Go through the entries below and print each one exactly, leaving out pictures.

Data for processing:
## BEGIN

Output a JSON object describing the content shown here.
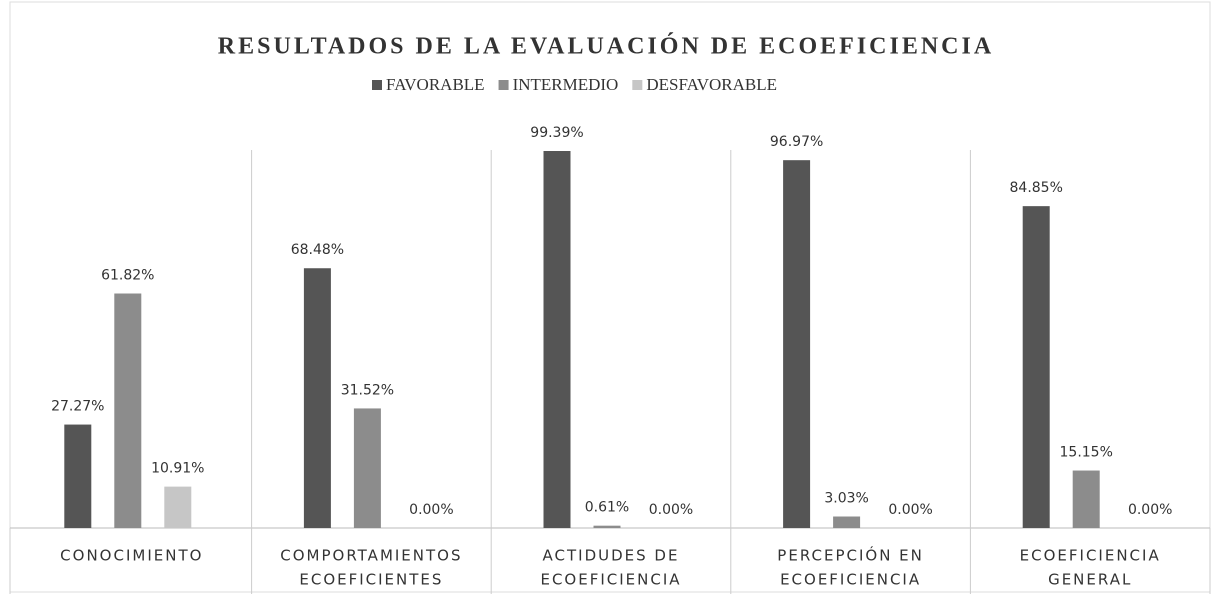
{
  "chart_data": {
    "type": "bar",
    "title": "RESULTADOS DE LA EVALUACIÓN DE ECOEFICIENCIA",
    "categories": [
      [
        "CONOCIMIENTO"
      ],
      [
        "COMPORTAMIENTOS",
        "ECOEFICIENTES"
      ],
      [
        "ACTIDUDES DE",
        "ECOEFICIENCIA"
      ],
      [
        "PERCEPCIÓN EN",
        "ECOEFICIENCIA"
      ],
      [
        "ECOEFICIENCIA",
        "GENERAL"
      ]
    ],
    "series": [
      {
        "name": "FAVORABLE",
        "color": "#555555",
        "values": [
          27.27,
          68.48,
          99.39,
          96.97,
          84.85
        ],
        "value_labels": [
          "27.27%",
          "68.48%",
          "99.39%",
          "96.97%",
          "84.85%"
        ]
      },
      {
        "name": "INTERMEDIO",
        "color": "#8c8c8c",
        "values": [
          61.82,
          31.52,
          0.61,
          3.03,
          15.15
        ],
        "value_labels": [
          "61.82%",
          "31.52%",
          "0.61%",
          "3.03%",
          "15.15%"
        ]
      },
      {
        "name": "DESFAVORABLE",
        "color": "#c6c6c6",
        "values": [
          10.91,
          0.0,
          0.0,
          0.0,
          0.0
        ],
        "value_labels": [
          "10.91%",
          "0.00%",
          "0.00%",
          "0.00%",
          "0.00%"
        ]
      }
    ],
    "legend": "top"
  }
}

## END

Finished answer:
Output a JSON object describing the content shown here.
{
  "chart_data": {
    "type": "bar",
    "title": "RESULTADOS DE LA EVALUACIÓN DE ECOEFICIENCIA",
    "categories": [
      [
        "CONOCIMIENTO"
      ],
      [
        "COMPORTAMIENTOS",
        "ECOEFICIENTES"
      ],
      [
        "ACTIDUDES DE",
        "ECOEFICIENCIA"
      ],
      [
        "PERCEPCIÓN EN",
        "ECOEFICIENCIA"
      ],
      [
        "ECOEFICIENCIA",
        "GENERAL"
      ]
    ],
    "series": [
      {
        "name": "FAVORABLE",
        "color": "#555555",
        "values": [
          27.27,
          68.48,
          99.39,
          96.97,
          84.85
        ],
        "value_labels": [
          "27.27%",
          "68.48%",
          "99.39%",
          "96.97%",
          "84.85%"
        ]
      },
      {
        "name": "INTERMEDIO",
        "color": "#8c8c8c",
        "values": [
          61.82,
          31.52,
          0.61,
          3.03,
          15.15
        ],
        "value_labels": [
          "61.82%",
          "31.52%",
          "0.61%",
          "3.03%",
          "15.15%"
        ]
      },
      {
        "name": "DESFAVORABLE",
        "color": "#c6c6c6",
        "values": [
          10.91,
          0.0,
          0.0,
          0.0,
          0.0
        ],
        "value_labels": [
          "10.91%",
          "0.00%",
          "0.00%",
          "0.00%",
          "0.00%"
        ]
      }
    ],
    "legend": "top"
  }
}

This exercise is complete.